| Requirement |
Please pull out every line that includes the string "icon".

| Dataset records |

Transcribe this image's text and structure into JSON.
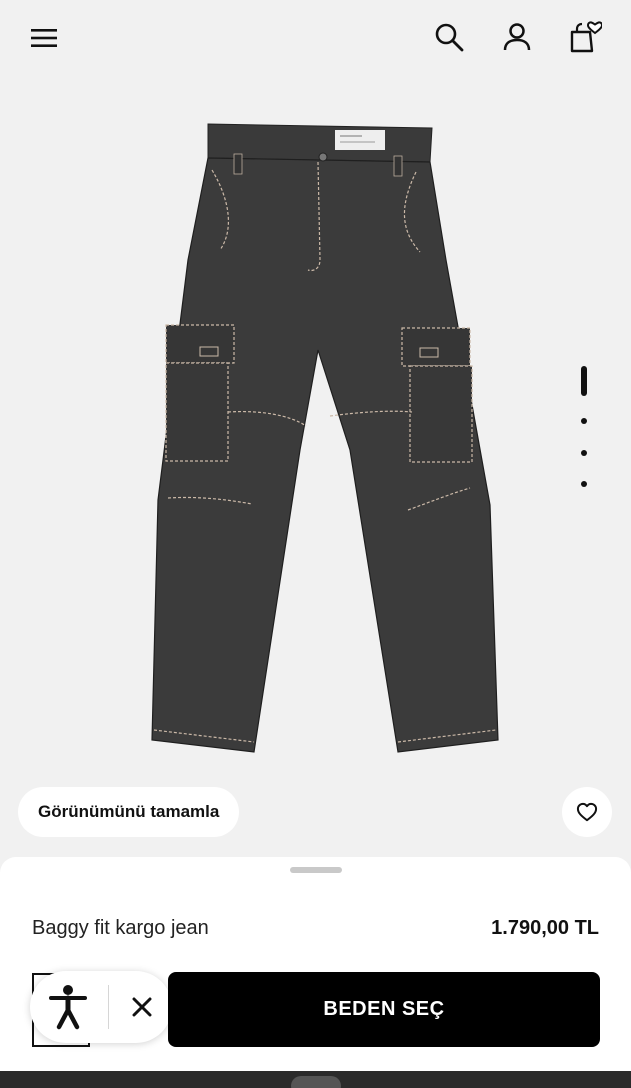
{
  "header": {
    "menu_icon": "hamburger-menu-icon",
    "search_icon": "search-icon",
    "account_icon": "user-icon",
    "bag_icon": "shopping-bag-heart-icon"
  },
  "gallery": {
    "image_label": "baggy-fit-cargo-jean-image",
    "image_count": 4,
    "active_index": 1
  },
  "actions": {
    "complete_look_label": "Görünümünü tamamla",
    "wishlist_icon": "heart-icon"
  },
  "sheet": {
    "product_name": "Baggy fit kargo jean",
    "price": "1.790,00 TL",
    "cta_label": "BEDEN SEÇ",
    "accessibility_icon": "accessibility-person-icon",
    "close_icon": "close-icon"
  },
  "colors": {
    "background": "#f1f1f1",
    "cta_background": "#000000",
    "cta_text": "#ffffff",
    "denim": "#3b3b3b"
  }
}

| Response for this exercise |
    "menu_icon": "hamburger-menu-icon",
    "search_icon": "search-icon",
    "account_icon": "user-icon",
    "bag_icon": "shopping-bag-heart-icon"
    "wishlist_icon": "heart-icon"
    "accessibility_icon": "accessibility-person-icon",
    "close_icon": "close-icon"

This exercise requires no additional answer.